Your task:
Return each line of the records holding the string "than".

Entries with figure data:
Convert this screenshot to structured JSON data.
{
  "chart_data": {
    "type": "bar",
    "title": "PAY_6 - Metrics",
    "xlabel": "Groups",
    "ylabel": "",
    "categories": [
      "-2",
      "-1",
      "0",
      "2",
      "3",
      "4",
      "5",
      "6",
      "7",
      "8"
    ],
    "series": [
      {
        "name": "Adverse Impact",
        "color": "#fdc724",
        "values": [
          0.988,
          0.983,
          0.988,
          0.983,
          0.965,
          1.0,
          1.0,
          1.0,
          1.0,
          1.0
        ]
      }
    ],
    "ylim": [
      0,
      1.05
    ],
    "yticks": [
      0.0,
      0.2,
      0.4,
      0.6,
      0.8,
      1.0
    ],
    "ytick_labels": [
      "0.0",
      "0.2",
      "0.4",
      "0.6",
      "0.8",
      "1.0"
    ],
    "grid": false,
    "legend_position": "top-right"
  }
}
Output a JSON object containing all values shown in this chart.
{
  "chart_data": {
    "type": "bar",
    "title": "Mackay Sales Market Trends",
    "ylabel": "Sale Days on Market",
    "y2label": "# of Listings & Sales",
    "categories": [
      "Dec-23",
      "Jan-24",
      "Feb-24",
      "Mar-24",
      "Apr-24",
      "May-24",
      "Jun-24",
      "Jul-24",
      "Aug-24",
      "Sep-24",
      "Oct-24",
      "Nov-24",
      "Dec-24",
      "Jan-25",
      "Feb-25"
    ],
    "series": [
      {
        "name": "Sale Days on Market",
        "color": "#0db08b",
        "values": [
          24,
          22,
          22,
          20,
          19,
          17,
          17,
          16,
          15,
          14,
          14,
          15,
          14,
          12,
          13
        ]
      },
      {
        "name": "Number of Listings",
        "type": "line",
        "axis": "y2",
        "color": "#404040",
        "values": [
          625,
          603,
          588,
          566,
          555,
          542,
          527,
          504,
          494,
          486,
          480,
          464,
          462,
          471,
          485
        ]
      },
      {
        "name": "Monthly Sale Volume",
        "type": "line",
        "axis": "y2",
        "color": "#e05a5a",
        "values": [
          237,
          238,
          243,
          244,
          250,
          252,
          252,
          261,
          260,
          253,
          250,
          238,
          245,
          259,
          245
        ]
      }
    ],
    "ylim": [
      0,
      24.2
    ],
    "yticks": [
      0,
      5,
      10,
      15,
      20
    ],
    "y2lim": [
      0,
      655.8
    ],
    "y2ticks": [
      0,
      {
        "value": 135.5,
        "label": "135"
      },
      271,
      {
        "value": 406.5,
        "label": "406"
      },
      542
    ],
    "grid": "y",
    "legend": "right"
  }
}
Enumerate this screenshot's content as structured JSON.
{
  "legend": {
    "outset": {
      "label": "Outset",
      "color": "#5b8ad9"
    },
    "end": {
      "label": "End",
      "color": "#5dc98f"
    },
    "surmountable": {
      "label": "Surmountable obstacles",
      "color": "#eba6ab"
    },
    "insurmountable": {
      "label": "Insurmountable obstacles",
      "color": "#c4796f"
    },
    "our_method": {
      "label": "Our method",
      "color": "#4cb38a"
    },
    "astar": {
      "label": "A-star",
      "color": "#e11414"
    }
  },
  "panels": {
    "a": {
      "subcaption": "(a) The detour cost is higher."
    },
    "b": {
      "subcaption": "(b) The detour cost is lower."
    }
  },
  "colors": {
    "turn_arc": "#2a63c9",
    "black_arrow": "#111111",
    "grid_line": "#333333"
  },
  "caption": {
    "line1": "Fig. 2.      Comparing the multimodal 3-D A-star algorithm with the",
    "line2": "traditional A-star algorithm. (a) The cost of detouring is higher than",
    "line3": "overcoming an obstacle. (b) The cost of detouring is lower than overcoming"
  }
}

Answer for this exercise:
    "line2": "traditional A-star algorithm. (a) The cost of detouring is higher than",
    "line3": "overcoming an obstacle. (b) The cost of detouring is lower than overcoming"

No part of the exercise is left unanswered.